Data records

## START

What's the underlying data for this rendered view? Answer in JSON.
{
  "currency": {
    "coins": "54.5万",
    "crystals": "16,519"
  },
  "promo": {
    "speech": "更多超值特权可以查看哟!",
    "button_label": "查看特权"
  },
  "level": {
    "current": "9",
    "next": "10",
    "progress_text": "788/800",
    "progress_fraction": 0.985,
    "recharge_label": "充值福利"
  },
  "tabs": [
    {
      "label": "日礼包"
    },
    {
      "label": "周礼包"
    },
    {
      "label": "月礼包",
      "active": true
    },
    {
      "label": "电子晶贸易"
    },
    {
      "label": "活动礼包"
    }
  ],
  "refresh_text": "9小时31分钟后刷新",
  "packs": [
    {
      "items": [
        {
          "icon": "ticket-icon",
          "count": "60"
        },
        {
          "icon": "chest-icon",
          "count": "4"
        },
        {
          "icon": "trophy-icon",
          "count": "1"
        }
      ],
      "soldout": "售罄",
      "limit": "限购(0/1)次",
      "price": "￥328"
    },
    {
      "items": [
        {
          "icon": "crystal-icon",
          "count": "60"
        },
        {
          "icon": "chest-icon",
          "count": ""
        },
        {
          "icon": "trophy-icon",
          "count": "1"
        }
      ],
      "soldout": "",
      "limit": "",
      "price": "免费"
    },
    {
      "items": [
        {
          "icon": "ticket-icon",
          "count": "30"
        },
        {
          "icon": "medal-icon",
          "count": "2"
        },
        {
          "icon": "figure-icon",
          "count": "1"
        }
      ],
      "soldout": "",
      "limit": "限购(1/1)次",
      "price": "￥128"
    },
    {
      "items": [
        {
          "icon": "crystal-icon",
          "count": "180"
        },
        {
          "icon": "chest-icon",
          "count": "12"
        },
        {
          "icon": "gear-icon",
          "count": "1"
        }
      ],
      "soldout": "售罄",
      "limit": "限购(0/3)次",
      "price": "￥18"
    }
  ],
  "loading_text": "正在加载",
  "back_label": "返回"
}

## END

» EXERCISE DESCRIPTION
Locate the word "limit" in the records above, and return each line that has it.

» RESPONSE BELOW
      "limit": "限购(0/1)次",
      "limit": "",
      "limit": "限购(1/1)次",
      "limit": "限购(0/3)次",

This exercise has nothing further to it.